# DIRECTIONS:
Retype the complete listing exactly as it appears.
···
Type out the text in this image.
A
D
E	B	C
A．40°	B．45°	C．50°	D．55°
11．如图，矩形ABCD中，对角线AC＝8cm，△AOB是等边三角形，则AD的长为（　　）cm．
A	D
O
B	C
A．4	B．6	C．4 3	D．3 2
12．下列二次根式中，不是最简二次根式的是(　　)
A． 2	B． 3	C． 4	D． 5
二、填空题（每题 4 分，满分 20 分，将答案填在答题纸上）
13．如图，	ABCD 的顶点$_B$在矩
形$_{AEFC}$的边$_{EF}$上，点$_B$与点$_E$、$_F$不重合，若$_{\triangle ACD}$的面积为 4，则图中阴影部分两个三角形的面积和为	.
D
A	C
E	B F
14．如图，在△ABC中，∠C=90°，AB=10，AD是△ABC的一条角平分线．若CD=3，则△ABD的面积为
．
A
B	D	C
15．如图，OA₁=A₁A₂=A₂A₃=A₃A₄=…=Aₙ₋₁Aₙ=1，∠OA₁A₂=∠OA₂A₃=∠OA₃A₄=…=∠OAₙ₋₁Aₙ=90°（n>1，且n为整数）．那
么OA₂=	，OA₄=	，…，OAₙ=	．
···
# FINAL ANSWER:
Type out the text in this image.
A
D
E	B	C
A．40°	B．45°	C．50°	D．55°
11．如图，矩形ABCD中，对角线AC＝8cm，△AOB是等边三角形，则AD的长为（　　）cm．
A	D
O
B	C
A．4	B．6	C．4 3	D．3 2
12．下列二次根式中，不是最简二次根式的是(　　)
A． 2	B． 3	C． 4	D． 5
二、填空题（每题 4 分，满分 20 分，将答案填在答题纸上）
13．如图，	ABCD 的顶点$_B$在矩
形$_{AEFC}$的边$_{EF}$上，点$_B$与点$_E$、$_F$不重合，若$_{\triangle ACD}$的面积为 4，则图中阴影部分两个三角形的面积和为	.
D
A	C
E	B F
14．如图，在△ABC中，∠C=90°，AB=10，AD是△ABC的一条角平分线．若CD=3，则△ABD的面积为
．
A
B	D	C
15．如图，OA₁=A₁A₂=A₂A₃=A₃A₄=…=Aₙ₋₁Aₙ=1，∠OA₁A₂=∠OA₂A₃=∠OA₃A₄=…=∠OAₙ₋₁Aₙ=90°（n>1，且n为整数）．那
么OA₂=	，OA₄=	，…，OAₙ=	．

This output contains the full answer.